Za przynależność za kraty

Parę słów warto też poświęcić drugiemu z przepisów, w oparciu o który skazani zostali oskarżeni w tzw. procesie gdańskim. Art. 278 §1 kodeksu karnego z 1969 r. przewidywał karę do 3 lat pozbawienia wolności dla osoby, która bierze udział „w związku, którego istnienie, ustrój lub cel ma pozostać tajemnicą wobec organów państwowych albo który rozwiązano lub któremu odmówiono zalegalizowania”. Drugi paragraf tego artykułu przewidywał karę od 6 miesięcy do pięciu lat więzienia dla osoby, która zakłada taki związek lub nim kieruje, zaś §3  groził taką samą karą komuś, „kto pełni czynności kierownicze w związku, który rozwiązano lub któremu odmówiono zalegalizowania”. Zgodnie z §4 art. 278 nie podlegał karze za przestępstwo określone w §1 ten, kto dobrowolnie odstąpił od udziału w związku.

Przepis przeciwko „Solidarności”

Przytoczony powyżej kształt art. 278 d.k.k. uzyskał w momencie zniesienia stanu wojennego 22 lipca 1983 r. To właśnie wówczas do zwykłego prawa karnego w Polsce wprowadzone zostało przestępstwo brania udziału w związku, który rozwiązano lub któremu odmówiono zalegalizowania – wcześniej karalny był tylko udział w związku tajnym i - rzecz jasna - takim, który ma na celu przestępstwo (dekret o stanie wojennym z 12 XII 1981 r. przewidywał karę do 3 lat więzienia za nieodstąpienie od działalności organizacji, której działalność została zawieszona, dekret ten jednak był prawem wyjątkowym, które nie mogło obowiązywać w sytuacji zniesienia stanu wojennego). Dla każdego, kto minimalnie choćby zna najnowszą historię Polski powód takiej akurat zmiany tego przepisu był oczywisty: chodziło o to, by móc karać za udział w zdelegalizowanej „Solidarności” i nie dopuścić do powstania niezależnych od władz organizacji czy ruchów społecznych. Warto przy okazji zwrócić uwagę, że nawet tak represyjny akt prawny, jak osławiony Mały Kodeks Karny z 1946 r. nie przewidywał kary za udział w związku zdelegalizowanym lub takim, któremu odmówiono legalizacji. Karalne, owszem, było kierowanie takim związkiem lub jego zakładanie, ale nie sama przynależność.

FRAGMENTY ZAPISÓW:
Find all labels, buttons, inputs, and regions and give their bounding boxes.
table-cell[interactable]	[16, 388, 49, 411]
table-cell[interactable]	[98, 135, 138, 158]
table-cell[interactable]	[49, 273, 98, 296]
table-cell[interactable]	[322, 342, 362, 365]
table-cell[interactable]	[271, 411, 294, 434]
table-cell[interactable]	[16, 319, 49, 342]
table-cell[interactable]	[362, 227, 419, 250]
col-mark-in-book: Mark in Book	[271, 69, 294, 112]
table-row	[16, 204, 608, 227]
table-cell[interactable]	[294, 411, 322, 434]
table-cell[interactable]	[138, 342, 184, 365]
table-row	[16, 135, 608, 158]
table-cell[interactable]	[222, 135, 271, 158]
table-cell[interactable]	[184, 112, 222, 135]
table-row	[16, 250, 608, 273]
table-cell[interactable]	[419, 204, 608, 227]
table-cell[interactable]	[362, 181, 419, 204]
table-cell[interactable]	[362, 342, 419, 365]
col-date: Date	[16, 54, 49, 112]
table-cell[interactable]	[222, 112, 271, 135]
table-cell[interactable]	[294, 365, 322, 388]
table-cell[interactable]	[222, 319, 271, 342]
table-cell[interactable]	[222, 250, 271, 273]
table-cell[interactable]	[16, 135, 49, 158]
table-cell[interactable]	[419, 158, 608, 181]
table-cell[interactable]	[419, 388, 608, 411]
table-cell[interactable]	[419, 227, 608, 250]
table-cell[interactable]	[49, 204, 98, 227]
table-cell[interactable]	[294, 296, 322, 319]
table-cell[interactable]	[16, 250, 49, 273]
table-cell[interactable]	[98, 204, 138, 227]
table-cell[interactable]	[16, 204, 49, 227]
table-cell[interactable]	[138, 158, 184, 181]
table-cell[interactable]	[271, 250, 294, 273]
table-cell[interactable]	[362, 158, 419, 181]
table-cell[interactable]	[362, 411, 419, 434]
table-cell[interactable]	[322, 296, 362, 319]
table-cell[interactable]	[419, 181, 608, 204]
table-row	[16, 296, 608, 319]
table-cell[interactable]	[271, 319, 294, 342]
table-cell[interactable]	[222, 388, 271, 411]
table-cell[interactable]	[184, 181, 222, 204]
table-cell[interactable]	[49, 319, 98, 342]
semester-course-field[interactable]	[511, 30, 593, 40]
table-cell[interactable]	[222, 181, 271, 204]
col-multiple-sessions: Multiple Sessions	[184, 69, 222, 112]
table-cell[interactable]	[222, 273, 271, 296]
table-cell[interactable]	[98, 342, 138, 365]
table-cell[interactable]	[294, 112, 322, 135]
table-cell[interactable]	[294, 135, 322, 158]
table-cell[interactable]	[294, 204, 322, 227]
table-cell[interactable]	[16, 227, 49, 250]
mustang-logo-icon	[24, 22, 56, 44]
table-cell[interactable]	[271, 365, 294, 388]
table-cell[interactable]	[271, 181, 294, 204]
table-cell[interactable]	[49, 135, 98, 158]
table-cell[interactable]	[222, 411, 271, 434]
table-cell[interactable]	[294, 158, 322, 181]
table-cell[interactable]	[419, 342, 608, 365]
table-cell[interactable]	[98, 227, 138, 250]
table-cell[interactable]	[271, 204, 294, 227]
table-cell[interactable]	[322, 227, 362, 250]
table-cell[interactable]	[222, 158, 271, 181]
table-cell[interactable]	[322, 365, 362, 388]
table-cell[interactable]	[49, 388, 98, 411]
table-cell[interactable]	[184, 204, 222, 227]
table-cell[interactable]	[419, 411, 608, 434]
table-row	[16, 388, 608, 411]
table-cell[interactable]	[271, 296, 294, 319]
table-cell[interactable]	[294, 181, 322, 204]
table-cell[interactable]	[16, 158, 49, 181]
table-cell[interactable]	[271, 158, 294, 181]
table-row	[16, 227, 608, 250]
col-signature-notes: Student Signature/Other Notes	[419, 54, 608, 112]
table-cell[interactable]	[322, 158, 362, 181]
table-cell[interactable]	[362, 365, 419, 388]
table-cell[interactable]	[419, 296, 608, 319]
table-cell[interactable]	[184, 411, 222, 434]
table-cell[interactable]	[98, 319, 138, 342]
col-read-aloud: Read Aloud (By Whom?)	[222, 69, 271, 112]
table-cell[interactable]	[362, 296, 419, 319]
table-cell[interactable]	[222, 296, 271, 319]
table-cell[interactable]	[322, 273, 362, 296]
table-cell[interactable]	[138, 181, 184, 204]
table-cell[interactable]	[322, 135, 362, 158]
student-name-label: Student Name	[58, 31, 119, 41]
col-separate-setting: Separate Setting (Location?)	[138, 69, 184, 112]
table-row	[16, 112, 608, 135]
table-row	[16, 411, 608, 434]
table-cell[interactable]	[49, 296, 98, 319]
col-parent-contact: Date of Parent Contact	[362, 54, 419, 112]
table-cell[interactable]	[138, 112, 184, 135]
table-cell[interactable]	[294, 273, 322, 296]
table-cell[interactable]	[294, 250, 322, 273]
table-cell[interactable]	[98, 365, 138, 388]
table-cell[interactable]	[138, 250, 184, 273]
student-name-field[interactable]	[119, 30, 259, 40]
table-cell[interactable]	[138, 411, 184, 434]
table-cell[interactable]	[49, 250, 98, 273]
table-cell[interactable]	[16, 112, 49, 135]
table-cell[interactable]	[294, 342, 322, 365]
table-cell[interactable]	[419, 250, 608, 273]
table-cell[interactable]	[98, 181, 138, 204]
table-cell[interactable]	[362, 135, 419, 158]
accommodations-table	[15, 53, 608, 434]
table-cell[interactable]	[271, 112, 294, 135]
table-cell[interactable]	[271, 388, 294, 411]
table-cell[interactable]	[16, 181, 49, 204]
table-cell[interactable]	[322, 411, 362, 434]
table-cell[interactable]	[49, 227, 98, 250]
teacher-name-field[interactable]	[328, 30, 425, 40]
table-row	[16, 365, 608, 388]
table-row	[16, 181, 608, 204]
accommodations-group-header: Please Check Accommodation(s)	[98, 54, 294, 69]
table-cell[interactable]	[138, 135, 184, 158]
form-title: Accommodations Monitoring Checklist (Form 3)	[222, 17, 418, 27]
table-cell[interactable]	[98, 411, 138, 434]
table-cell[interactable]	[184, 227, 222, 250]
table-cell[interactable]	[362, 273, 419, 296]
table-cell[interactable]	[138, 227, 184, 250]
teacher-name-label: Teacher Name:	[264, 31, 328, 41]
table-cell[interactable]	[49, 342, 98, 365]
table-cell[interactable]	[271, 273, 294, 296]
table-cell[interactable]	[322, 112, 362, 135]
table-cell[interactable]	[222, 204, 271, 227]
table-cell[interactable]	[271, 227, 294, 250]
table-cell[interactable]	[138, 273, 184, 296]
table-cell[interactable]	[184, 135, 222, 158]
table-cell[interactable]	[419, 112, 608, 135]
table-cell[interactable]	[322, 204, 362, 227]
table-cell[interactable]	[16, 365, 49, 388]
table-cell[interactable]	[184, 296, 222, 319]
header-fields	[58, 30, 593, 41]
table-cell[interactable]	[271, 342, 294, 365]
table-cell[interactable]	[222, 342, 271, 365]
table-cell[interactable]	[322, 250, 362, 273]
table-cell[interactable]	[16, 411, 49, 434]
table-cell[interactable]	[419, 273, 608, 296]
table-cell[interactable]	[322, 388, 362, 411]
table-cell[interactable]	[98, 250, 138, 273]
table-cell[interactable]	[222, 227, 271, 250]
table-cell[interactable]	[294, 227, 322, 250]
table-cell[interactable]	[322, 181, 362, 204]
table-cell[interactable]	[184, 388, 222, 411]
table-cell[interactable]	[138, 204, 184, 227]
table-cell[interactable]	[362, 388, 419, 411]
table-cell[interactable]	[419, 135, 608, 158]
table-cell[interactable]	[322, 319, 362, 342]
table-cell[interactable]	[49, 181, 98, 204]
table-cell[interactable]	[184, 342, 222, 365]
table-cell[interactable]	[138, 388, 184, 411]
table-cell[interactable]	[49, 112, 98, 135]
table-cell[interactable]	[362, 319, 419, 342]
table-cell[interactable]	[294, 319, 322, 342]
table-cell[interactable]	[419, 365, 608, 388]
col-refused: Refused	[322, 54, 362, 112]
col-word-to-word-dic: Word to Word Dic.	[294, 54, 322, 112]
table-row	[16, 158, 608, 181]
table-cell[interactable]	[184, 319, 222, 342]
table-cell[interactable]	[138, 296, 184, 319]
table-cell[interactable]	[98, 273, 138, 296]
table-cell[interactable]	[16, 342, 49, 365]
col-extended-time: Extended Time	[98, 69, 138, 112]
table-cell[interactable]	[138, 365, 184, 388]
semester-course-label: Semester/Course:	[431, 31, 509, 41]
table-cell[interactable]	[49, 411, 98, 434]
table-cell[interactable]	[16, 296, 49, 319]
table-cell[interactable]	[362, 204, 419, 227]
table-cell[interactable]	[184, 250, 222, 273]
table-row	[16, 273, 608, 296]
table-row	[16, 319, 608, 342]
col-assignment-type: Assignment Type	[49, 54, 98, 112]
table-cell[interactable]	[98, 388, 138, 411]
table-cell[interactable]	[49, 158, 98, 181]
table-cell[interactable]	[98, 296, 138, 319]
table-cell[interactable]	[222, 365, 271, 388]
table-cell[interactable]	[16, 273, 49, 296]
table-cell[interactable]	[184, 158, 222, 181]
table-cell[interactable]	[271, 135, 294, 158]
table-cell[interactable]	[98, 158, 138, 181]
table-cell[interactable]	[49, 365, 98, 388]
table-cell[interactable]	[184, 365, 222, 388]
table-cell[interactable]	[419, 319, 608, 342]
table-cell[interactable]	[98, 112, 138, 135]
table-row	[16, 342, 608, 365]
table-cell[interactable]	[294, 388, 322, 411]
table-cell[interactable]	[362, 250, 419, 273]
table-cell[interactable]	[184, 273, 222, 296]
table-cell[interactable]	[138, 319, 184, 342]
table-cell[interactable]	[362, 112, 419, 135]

POLECENIE 1:
Odpowiedz na pytania do tekstu o art. 278 kodeksu karnego:
(a) Jaką karę przewidywał §1 art. 278 kodeksu karnego z 1969 r.?
(b) Kiedy art. 278 uzyskał kształt przytoczony w tekście?
(c) Co w odniesieniu do związków zdelegalizowanych było karalne według Małego Kodeksu Karnego z 1946 r.?
POLECENIE 2:
Przepisz bez zmian fragment tekstu o art. 278 kodeksu karnego od słów „Za przynależność za” aż po słowa „udziału w związku.”.
POLECENIE 3:
Rozwiń tekst o art. 278 kodeksu karnego, pisząc jego dalszy ciąg od ostatniego zdania.
Zapisy nie są tu potrzebne.

ODPOWIEDŹ 1:
(a) Do 3 lat pozbawienia wolności.
(b) W momencie zniesienia stanu wojennego, 22 lipca 1983 r.
(c) Kierowanie takim związkiem lub jego zakładanie, ale nie sama przynależność.

ODPOWIEDŹ 2:
Za przynależność za kraty

Parę słów warto też poświęcić drugiemu z przepisów, w oparciu o który skazani zostali oskarżeni w tzw. procesie gdańskim. Art. 278 §1 kodeksu karnego z 1969 r. przewidywał karę do 3 lat pozbawienia wolności dla osoby, która bierze udział „w związku, którego istnienie, ustrój lub cel ma pozostać tajemnicą wobec organów państwowych albo który rozwiązano lub któremu odmówiono zalegalizowania”. Drugi paragraf tego artykułu przewidywał karę od 6 miesięcy do pięciu lat więzienia dla osoby, która zakłada taki związek lub nim kieruje, zaś §3  groził taką samą karą komuś, „kto pełni czynności kierownicze w związku, który rozwiązano lub któremu odmówiono zalegalizowania”. Zgodnie z §4 art. 278 nie podlegał karze za przestępstwo określone w §1 ten, kto dobrowolnie odstąpił od udziału w związku.

ODPOWIEDŹ 3:
Udział w związku przestępczym: przestępstwo bardziej problematyczne, niż się to zwykle wydaje

Obecny kodeks karny z 1997 roku nie zawiera żadnego przepisu przypominającego art. 278 d.k.k. – karalny według niego jest tylko udział w takim związku (a także w zorganizowanej grupie), która ma na celu popełnienie przestępstwa. Z punktu widzenia wolności zrzeszania się, która w sposób ewidentny była bardzo poważnie zagrożona przez przepis tego rodzaju, co art. 278 d.k.k. jest to oczywisty postęp: w ogóle wydaje się czymś trudnym do pomyślenia, by w demokratycznym i szanującym prawa człowieka kraju karalny mógł być udział w takim zrzeszeniu, którego celem nie jest popełnianie przestępstw.

Ale czy powinien być karalny sam udział związku, który ma na celu popełnienie przestępstwa?

Refleksji i dyskusji na ten temat, nie było – zdaje się – w Polsce zbyt wiele. Art. 258 k.k., który zakazuje udziału w zorganizowanej grupie albo w związku mających na celu popełnienie przestępstwa lub przestępstwa skarbowego nie jest przedmiotem ataków ze strony obrońców praw i wolności jednostki: na jego podstawie karani są przede wszystkim członkowie gangów i mafii – nie działacze np. radykalnych organizacji antyrządowych, których pewnym członkom zdarza się popełnianie przestępstw.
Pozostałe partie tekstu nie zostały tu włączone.